**TASK REQUIREMENTS**:
Using the listing below, copy every line that mentions "Physical".

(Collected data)
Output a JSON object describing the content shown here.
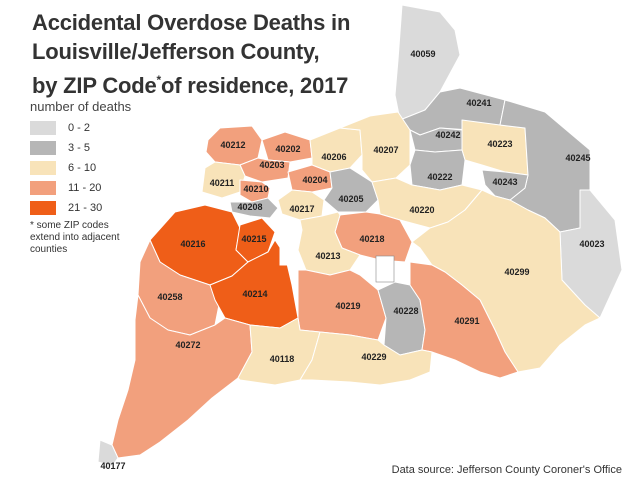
{
  "title": {
    "line1": "Accidental Overdose Deaths in",
    "line2": "Louisville/Jefferson County,",
    "line3a": "by ZIP Code",
    "asterisk": "*",
    "line3b": "of residence, 2017"
  },
  "legend": {
    "title": "number of deaths",
    "items": [
      {
        "label": "0 - 2",
        "color": "#dadada"
      },
      {
        "label": "3 - 5",
        "color": "#b6b6b6"
      },
      {
        "label": "6 - 10",
        "color": "#f8e3b9"
      },
      {
        "label": "11 - 20",
        "color": "#f2a07d"
      },
      {
        "label": "21 - 30",
        "color": "#ef5e18"
      }
    ]
  },
  "footnote": "* some ZIP codes extend into adjacent counties",
  "source": "Data source: Jefferson County Coroner's Office",
  "zip_codes": [
    {
      "zip": "40059",
      "deaths_range": "0 - 2"
    },
    {
      "zip": "40241",
      "deaths_range": "3 - 5"
    },
    {
      "zip": "40242",
      "deaths_range": "3 - 5"
    },
    {
      "zip": "40223",
      "deaths_range": "6 - 10"
    },
    {
      "zip": "40222",
      "deaths_range": "3 - 5"
    },
    {
      "zip": "40245",
      "deaths_range": "3 - 5"
    },
    {
      "zip": "40243",
      "deaths_range": "3 - 5"
    },
    {
      "zip": "40023",
      "deaths_range": "0 - 2"
    },
    {
      "zip": "40212",
      "deaths_range": "11 - 20"
    },
    {
      "zip": "40202",
      "deaths_range": "11 - 20"
    },
    {
      "zip": "40203",
      "deaths_range": "11 - 20"
    },
    {
      "zip": "40206",
      "deaths_range": "6 - 10"
    },
    {
      "zip": "40207",
      "deaths_range": "6 - 10"
    },
    {
      "zip": "40211",
      "deaths_range": "6 - 10"
    },
    {
      "zip": "40210",
      "deaths_range": "11 - 20"
    },
    {
      "zip": "40204",
      "deaths_range": "11 - 20"
    },
    {
      "zip": "40205",
      "deaths_range": "3 - 5"
    },
    {
      "zip": "40208",
      "deaths_range": "3 - 5"
    },
    {
      "zip": "40217",
      "deaths_range": "6 - 10"
    },
    {
      "zip": "40220",
      "deaths_range": "6 - 10"
    },
    {
      "zip": "40216",
      "deaths_range": "21 - 30"
    },
    {
      "zip": "40215",
      "deaths_range": "21 - 30"
    },
    {
      "zip": "40218",
      "deaths_range": "11 - 20"
    },
    {
      "zip": "40213",
      "deaths_range": "6 - 10"
    },
    {
      "zip": "40299",
      "deaths_range": "6 - 10"
    },
    {
      "zip": "40258",
      "deaths_range": "11 - 20"
    },
    {
      "zip": "40214",
      "deaths_range": "21 - 30"
    },
    {
      "zip": "40219",
      "deaths_range": "11 - 20"
    },
    {
      "zip": "40228",
      "deaths_range": "3 - 5"
    },
    {
      "zip": "40291",
      "deaths_range": "11 - 20"
    },
    {
      "zip": "40272",
      "deaths_range": "11 - 20"
    },
    {
      "zip": "40118",
      "deaths_range": "6 - 10"
    },
    {
      "zip": "40229",
      "deaths_range": "6 - 10"
    },
    {
      "zip": "40177",
      "deaths_range": "0 - 2"
    }
  ]
}
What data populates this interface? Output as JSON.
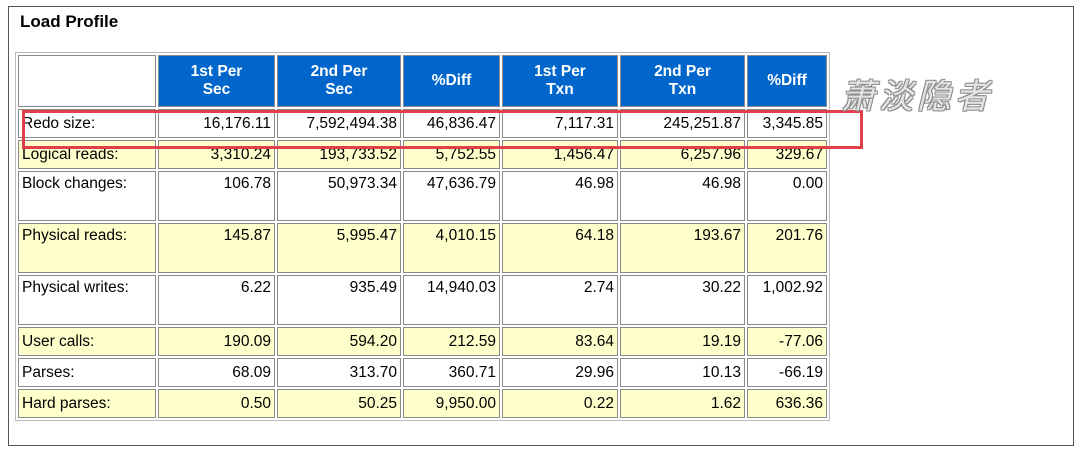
{
  "section_title": "Load Profile",
  "watermark": "萧淡隐者",
  "columns": [
    {
      "line1": "1st Per",
      "line2": "Sec"
    },
    {
      "line1": "2nd Per",
      "line2": "Sec"
    },
    {
      "line1": "%Diff",
      "line2": ""
    },
    {
      "line1": "1st Per",
      "line2": "Txn"
    },
    {
      "line1": "2nd Per",
      "line2": "Txn"
    },
    {
      "line1": "%Diff",
      "line2": ""
    }
  ],
  "rows": [
    {
      "label": "Redo size:",
      "values": [
        "16,176.11",
        "7,592,494.38",
        "46,836.47",
        "7,117.31",
        "245,251.87",
        "3,345.85"
      ],
      "highlighted": true
    },
    {
      "label": "Logical reads:",
      "values": [
        "3,310.24",
        "193,733.52",
        "5,752.55",
        "1,456.47",
        "6,257.96",
        "329.67"
      ]
    },
    {
      "label": "Block changes:",
      "values": [
        "106.78",
        "50,973.34",
        "47,636.79",
        "46.98",
        "46.98",
        "0.00"
      ]
    },
    {
      "label": "Physical reads:",
      "values": [
        "145.87",
        "5,995.47",
        "4,010.15",
        "64.18",
        "193.67",
        "201.76"
      ]
    },
    {
      "label": "Physical writes:",
      "values": [
        "6.22",
        "935.49",
        "14,940.03",
        "2.74",
        "30.22",
        "1,002.92"
      ]
    },
    {
      "label": "User calls:",
      "values": [
        "190.09",
        "594.20",
        "212.59",
        "83.64",
        "19.19",
        "-77.06"
      ]
    },
    {
      "label": "Parses:",
      "values": [
        "68.09",
        "313.70",
        "360.71",
        "29.96",
        "10.13",
        "-66.19"
      ]
    },
    {
      "label": "Hard parses:",
      "values": [
        "0.50",
        "50.25",
        "9,950.00",
        "0.22",
        "1.62",
        "636.36"
      ]
    }
  ],
  "highlight_color": "#e0404a"
}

**ANSWER BELOW**:
      "label": "Physical reads:",
      "label": "Physical writes:",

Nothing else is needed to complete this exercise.